### PROBLEM
Go through the records and give each one again exactly.

◇ ◇ ◇ ◇ ◇

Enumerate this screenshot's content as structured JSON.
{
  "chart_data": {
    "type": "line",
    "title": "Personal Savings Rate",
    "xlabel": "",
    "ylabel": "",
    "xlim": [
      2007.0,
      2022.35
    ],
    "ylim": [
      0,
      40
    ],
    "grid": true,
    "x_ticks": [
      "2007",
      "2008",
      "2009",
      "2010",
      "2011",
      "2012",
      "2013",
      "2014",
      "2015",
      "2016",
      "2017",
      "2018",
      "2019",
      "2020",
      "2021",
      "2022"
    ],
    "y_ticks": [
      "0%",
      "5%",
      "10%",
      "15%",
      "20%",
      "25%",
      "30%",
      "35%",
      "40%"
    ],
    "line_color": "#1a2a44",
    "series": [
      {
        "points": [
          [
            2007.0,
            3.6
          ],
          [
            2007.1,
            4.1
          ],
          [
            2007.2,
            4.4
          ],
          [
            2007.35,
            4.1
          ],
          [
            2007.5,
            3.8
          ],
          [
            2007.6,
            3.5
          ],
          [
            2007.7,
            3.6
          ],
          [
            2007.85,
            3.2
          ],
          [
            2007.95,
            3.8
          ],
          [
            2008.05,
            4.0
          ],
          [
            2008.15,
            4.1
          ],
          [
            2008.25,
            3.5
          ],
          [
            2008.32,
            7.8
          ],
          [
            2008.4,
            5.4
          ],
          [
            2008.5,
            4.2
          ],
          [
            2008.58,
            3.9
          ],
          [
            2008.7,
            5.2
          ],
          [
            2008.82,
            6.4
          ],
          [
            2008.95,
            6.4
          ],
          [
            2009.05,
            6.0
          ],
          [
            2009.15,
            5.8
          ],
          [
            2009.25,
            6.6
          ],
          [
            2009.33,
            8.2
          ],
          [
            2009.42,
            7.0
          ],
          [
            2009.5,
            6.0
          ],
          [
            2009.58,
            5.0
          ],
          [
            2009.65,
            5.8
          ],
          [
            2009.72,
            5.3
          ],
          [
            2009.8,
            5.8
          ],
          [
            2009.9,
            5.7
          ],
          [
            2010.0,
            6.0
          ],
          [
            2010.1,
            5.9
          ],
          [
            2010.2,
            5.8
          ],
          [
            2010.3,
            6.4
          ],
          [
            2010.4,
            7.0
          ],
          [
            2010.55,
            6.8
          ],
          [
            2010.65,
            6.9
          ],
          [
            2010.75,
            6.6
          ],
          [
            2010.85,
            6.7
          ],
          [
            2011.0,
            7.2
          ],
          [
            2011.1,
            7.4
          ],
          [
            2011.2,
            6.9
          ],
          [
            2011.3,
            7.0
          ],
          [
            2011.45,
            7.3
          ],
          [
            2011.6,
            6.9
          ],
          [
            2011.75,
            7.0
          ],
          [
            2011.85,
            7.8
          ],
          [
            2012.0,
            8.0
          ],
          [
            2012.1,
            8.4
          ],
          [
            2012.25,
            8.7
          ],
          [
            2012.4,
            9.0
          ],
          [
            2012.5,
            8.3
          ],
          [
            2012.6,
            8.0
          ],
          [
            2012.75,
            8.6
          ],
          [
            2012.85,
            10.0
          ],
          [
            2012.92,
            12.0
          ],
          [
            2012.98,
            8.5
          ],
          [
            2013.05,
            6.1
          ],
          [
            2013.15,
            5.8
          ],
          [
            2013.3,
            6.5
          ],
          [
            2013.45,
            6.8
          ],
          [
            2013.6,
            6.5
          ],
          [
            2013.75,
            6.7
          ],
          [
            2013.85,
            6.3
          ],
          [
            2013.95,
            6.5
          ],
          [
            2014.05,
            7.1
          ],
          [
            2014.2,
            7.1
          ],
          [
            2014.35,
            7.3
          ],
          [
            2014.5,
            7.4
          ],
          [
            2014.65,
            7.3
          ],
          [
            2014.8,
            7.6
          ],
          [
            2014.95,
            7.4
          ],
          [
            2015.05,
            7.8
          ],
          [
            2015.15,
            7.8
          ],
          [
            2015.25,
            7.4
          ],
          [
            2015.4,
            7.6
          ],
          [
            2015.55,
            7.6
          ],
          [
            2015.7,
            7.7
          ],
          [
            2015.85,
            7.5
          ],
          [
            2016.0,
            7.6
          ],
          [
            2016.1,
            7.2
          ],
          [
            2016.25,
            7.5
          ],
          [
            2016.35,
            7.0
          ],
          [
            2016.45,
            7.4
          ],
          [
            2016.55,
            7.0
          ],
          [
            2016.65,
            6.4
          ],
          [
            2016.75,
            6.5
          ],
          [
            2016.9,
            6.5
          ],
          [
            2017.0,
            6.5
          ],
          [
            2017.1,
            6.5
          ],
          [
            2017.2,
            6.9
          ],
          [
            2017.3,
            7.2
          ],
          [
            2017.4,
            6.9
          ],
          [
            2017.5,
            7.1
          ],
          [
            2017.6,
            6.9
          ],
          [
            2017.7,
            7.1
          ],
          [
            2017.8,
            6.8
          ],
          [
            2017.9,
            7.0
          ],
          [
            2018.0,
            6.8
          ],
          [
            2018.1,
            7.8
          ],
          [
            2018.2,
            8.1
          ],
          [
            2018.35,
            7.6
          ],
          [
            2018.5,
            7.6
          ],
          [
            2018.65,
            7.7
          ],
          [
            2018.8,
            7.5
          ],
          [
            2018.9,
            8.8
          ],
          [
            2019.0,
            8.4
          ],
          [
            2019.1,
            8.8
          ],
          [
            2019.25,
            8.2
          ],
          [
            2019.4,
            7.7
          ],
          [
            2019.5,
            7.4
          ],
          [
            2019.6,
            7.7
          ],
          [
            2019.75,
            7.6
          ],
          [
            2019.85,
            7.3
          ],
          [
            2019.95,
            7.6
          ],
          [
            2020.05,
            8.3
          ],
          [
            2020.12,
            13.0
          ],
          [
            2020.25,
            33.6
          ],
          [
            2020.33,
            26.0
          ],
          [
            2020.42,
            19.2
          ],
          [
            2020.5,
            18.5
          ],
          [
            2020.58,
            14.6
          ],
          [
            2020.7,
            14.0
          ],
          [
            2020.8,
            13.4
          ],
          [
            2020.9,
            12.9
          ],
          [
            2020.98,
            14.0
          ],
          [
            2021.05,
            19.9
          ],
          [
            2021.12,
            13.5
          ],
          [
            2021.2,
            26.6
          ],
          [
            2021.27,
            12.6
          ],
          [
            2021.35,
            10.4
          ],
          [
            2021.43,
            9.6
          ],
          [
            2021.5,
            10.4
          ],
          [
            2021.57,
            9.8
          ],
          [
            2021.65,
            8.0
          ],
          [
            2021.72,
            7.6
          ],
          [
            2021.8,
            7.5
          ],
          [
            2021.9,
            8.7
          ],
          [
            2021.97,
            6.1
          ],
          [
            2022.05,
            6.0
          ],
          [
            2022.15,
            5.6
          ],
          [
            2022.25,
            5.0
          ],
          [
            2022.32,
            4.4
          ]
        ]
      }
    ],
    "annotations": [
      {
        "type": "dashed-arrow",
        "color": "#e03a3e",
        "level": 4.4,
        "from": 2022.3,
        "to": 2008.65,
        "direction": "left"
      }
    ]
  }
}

◇ ◇ ◇ ◇ ◇

### IN RESPONSE
Enumerate this screenshot's content as structured JSON.
{
  "chart_data": {
    "type": "line",
    "title": "Personal Savings Rate",
    "xlabel": "",
    "ylabel": "",
    "xlim": [
      2007.0,
      2022.35
    ],
    "ylim": [
      0,
      40
    ],
    "grid": true,
    "x_ticks": [
      "2007",
      "2008",
      "2009",
      "2010",
      "2011",
      "2012",
      "2013",
      "2014",
      "2015",
      "2016",
      "2017",
      "2018",
      "2019",
      "2020",
      "2021",
      "2022"
    ],
    "y_ticks": [
      "0%",
      "5%",
      "10%",
      "15%",
      "20%",
      "25%",
      "30%",
      "35%",
      "40%"
    ],
    "line_color": "#1a2a44",
    "series": [
      {
        "points": [
          [
            2007.0,
            3.6
          ],
          [
            2007.1,
            4.1
          ],
          [
            2007.2,
            4.4
          ],
          [
            2007.35,
            4.1
          ],
          [
            2007.5,
            3.8
          ],
          [
            2007.6,
            3.5
          ],
          [
            2007.7,
            3.6
          ],
          [
            2007.85,
            3.2
          ],
          [
            2007.95,
            3.8
          ],
          [
            2008.05,
            4.0
          ],
          [
            2008.15,
            4.1
          ],
          [
            2008.25,
            3.5
          ],
          [
            2008.32,
            7.8
          ],
          [
            2008.4,
            5.4
          ],
          [
            2008.5,
            4.2
          ],
          [
            2008.58,
            3.9
          ],
          [
            2008.7,
            5.2
          ],
          [
            2008.82,
            6.4
          ],
          [
            2008.95,
            6.4
          ],
          [
            2009.05,
            6.0
          ],
          [
            2009.15,
            5.8
          ],
          [
            2009.25,
            6.6
          ],
          [
            2009.33,
            8.2
          ],
          [
            2009.42,
            7.0
          ],
          [
            2009.5,
            6.0
          ],
          [
            2009.58,
            5.0
          ],
          [
            2009.65,
            5.8
          ],
          [
            2009.72,
            5.3
          ],
          [
            2009.8,
            5.8
          ],
          [
            2009.9,
            5.7
          ],
          [
            2010.0,
            6.0
          ],
          [
            2010.1,
            5.9
          ],
          [
            2010.2,
            5.8
          ],
          [
            2010.3,
            6.4
          ],
          [
            2010.4,
            7.0
          ],
          [
            2010.55,
            6.8
          ],
          [
            2010.65,
            6.9
          ],
          [
            2010.75,
            6.6
          ],
          [
            2010.85,
            6.7
          ],
          [
            2011.0,
            7.2
          ],
          [
            2011.1,
            7.4
          ],
          [
            2011.2,
            6.9
          ],
          [
            2011.3,
            7.0
          ],
          [
            2011.45,
            7.3
          ],
          [
            2011.6,
            6.9
          ],
          [
            2011.75,
            7.0
          ],
          [
            2011.85,
            7.8
          ],
          [
            2012.0,
            8.0
          ],
          [
            2012.1,
            8.4
          ],
          [
            2012.25,
            8.7
          ],
          [
            2012.4,
            9.0
          ],
          [
            2012.5,
            8.3
          ],
          [
            2012.6,
            8.0
          ],
          [
            2012.75,
            8.6
          ],
          [
            2012.85,
            10.0
          ],
          [
            2012.92,
            12.0
          ],
          [
            2012.98,
            8.5
          ],
          [
            2013.05,
            6.1
          ],
          [
            2013.15,
            5.8
          ],
          [
            2013.3,
            6.5
          ],
          [
            2013.45,
            6.8
          ],
          [
            2013.6,
            6.5
          ],
          [
            2013.75,
            6.7
          ],
          [
            2013.85,
            6.3
          ],
          [
            2013.95,
            6.5
          ],
          [
            2014.05,
            7.1
          ],
          [
            2014.2,
            7.1
          ],
          [
            2014.35,
            7.3
          ],
          [
            2014.5,
            7.4
          ],
          [
            2014.65,
            7.3
          ],
          [
            2014.8,
            7.6
          ],
          [
            2014.95,
            7.4
          ],
          [
            2015.05,
            7.8
          ],
          [
            2015.15,
            7.8
          ],
          [
            2015.25,
            7.4
          ],
          [
            2015.4,
            7.6
          ],
          [
            2015.55,
            7.6
          ],
          [
            2015.7,
            7.7
          ],
          [
            2015.85,
            7.5
          ],
          [
            2016.0,
            7.6
          ],
          [
            2016.1,
            7.2
          ],
          [
            2016.25,
            7.5
          ],
          [
            2016.35,
            7.0
          ],
          [
            2016.45,
            7.4
          ],
          [
            2016.55,
            7.0
          ],
          [
            2016.65,
            6.4
          ],
          [
            2016.75,
            6.5
          ],
          [
            2016.9,
            6.5
          ],
          [
            2017.0,
            6.5
          ],
          [
            2017.1,
            6.5
          ],
          [
            2017.2,
            6.9
          ],
          [
            2017.3,
            7.2
          ],
          [
            2017.4,
            6.9
          ],
          [
            2017.5,
            7.1
          ],
          [
            2017.6,
            6.9
          ],
          [
            2017.7,
            7.1
          ],
          [
            2017.8,
            6.8
          ],
          [
            2017.9,
            7.0
          ],
          [
            2018.0,
            6.8
          ],
          [
            2018.1,
            7.8
          ],
          [
            2018.2,
            8.1
          ],
          [
            2018.35,
            7.6
          ],
          [
            2018.5,
            7.6
          ],
          [
            2018.65,
            7.7
          ],
          [
            2018.8,
            7.5
          ],
          [
            2018.9,
            8.8
          ],
          [
            2019.0,
            8.4
          ],
          [
            2019.1,
            8.8
          ],
          [
            2019.25,
            8.2
          ],
          [
            2019.4,
            7.7
          ],
          [
            2019.5,
            7.4
          ],
          [
            2019.6,
            7.7
          ],
          [
            2019.75,
            7.6
          ],
          [
            2019.85,
            7.3
          ],
          [
            2019.95,
            7.6
          ],
          [
            2020.05,
            8.3
          ],
          [
            2020.12,
            13.0
          ],
          [
            2020.25,
            33.6
          ],
          [
            2020.33,
            26.0
          ],
          [
            2020.42,
            19.2
          ],
          [
            2020.5,
            18.5
          ],
          [
            2020.58,
            14.6
          ],
          [
            2020.7,
            14.0
          ],
          [
            2020.8,
            13.4
          ],
          [
            2020.9,
            12.9
          ],
          [
            2020.98,
            14.0
          ],
          [
            2021.05,
            19.9
          ],
          [
            2021.12,
            13.5
          ],
          [
            2021.2,
            26.6
          ],
          [
            2021.27,
            12.6
          ],
          [
            2021.35,
            10.4
          ],
          [
            2021.43,
            9.6
          ],
          [
            2021.5,
            10.4
          ],
          [
            2021.57,
            9.8
          ],
          [
            2021.65,
            8.0
          ],
          [
            2021.72,
            7.6
          ],
          [
            2021.8,
            7.5
          ],
          [
            2021.9,
            8.7
          ],
          [
            2021.97,
            6.1
          ],
          [
            2022.05,
            6.0
          ],
          [
            2022.15,
            5.6
          ],
          [
            2022.25,
            5.0
          ],
          [
            2022.32,
            4.4
          ]
        ]
      }
    ],
    "annotations": [
      {
        "type": "dashed-arrow",
        "color": "#e03a3e",
        "level": 4.4,
        "from": 2022.3,
        "to": 2008.65,
        "direction": "left"
      }
    ]
  }
}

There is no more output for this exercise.